# [Direction]
Return all lines in the material below that contain "JSON".

# [Material shown]
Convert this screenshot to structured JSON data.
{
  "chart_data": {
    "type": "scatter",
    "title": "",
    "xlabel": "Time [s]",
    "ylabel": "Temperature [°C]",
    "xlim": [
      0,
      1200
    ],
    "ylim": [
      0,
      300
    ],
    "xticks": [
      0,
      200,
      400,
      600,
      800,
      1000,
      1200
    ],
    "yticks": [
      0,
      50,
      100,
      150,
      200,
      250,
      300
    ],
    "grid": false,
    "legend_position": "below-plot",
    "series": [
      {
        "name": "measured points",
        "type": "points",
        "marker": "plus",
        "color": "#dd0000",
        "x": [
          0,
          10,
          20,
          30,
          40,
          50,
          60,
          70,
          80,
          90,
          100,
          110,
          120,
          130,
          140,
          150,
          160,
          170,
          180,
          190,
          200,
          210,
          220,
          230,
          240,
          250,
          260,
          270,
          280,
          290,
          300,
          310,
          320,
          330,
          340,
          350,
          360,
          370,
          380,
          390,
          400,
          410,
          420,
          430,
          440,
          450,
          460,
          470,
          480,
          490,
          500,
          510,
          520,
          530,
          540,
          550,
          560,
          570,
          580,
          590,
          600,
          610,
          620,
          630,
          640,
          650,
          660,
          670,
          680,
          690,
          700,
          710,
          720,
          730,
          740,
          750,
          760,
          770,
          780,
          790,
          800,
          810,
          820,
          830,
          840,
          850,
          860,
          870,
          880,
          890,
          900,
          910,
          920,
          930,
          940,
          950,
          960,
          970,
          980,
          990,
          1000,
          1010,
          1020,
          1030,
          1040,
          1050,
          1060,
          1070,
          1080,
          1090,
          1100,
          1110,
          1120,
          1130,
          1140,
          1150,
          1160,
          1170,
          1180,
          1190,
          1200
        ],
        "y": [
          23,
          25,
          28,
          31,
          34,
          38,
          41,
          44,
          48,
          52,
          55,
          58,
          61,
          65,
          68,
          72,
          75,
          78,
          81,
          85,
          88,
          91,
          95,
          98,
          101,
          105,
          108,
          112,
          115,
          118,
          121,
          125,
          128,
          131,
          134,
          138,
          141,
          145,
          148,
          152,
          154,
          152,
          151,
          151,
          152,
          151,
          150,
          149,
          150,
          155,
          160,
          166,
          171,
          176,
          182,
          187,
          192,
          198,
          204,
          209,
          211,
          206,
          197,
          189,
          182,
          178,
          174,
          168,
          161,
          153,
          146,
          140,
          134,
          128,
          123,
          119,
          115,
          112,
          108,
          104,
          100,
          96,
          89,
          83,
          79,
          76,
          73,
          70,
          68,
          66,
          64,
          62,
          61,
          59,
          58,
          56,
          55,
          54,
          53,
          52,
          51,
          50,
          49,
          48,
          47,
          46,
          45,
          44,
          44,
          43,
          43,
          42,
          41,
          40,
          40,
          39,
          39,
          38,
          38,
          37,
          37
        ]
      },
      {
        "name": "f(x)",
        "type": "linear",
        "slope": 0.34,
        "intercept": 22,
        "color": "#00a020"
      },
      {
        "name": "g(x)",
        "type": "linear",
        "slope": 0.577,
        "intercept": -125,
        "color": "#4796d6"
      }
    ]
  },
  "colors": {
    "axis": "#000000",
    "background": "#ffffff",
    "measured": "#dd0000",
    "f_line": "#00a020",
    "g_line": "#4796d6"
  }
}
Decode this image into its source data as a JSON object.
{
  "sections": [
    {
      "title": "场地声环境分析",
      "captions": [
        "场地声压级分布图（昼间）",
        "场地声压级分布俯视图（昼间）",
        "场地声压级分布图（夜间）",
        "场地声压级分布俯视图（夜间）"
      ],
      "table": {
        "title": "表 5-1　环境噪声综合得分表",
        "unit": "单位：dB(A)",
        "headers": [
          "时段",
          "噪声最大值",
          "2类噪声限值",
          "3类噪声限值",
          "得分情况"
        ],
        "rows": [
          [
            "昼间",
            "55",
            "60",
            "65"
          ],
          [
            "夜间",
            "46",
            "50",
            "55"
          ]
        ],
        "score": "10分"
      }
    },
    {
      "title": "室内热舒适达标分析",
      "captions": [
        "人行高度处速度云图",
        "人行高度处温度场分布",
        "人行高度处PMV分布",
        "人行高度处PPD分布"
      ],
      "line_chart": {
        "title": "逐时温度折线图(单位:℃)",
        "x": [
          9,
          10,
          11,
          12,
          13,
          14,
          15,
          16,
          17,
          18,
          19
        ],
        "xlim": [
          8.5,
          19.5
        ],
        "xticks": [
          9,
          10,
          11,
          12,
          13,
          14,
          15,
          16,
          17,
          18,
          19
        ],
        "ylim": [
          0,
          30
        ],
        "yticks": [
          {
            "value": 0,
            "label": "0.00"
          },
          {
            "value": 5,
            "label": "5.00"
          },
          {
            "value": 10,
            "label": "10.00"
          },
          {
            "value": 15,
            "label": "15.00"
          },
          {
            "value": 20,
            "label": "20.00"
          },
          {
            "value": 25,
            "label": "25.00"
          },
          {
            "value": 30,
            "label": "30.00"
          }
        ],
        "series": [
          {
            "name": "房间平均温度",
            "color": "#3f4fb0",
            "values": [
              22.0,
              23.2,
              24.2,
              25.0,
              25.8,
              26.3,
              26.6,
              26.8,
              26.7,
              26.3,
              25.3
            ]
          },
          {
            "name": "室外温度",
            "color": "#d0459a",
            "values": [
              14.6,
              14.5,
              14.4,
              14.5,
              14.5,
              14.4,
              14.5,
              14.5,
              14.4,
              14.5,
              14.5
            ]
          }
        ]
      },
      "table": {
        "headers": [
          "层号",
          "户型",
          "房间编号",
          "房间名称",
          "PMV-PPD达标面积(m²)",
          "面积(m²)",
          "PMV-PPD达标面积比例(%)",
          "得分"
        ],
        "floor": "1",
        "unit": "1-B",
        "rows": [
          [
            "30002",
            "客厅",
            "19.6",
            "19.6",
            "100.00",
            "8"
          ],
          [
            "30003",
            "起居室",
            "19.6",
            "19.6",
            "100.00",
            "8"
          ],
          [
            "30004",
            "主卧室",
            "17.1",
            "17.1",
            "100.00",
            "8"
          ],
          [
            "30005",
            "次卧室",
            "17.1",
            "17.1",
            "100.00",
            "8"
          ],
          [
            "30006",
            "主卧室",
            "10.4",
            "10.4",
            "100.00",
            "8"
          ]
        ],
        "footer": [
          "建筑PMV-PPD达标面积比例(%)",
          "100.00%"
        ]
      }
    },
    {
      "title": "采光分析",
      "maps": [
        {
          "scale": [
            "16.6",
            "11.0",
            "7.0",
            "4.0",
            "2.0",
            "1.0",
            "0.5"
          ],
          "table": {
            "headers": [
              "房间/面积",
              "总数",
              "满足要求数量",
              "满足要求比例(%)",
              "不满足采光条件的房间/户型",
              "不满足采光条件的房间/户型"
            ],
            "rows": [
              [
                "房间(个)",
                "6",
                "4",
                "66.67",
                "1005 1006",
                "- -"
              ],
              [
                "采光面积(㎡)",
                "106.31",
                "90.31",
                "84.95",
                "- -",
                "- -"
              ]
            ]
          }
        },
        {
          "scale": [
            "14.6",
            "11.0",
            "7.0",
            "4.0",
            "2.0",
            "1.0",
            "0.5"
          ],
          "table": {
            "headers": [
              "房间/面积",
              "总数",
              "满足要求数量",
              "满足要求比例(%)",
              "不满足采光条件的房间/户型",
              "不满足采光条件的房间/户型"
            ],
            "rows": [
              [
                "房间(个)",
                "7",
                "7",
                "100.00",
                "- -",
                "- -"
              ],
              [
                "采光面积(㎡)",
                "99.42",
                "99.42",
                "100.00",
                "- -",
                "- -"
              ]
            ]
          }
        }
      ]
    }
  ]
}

# [Reply]
Convert this screenshot to structured JSON data.
Decode this image into its source data as a JSON object.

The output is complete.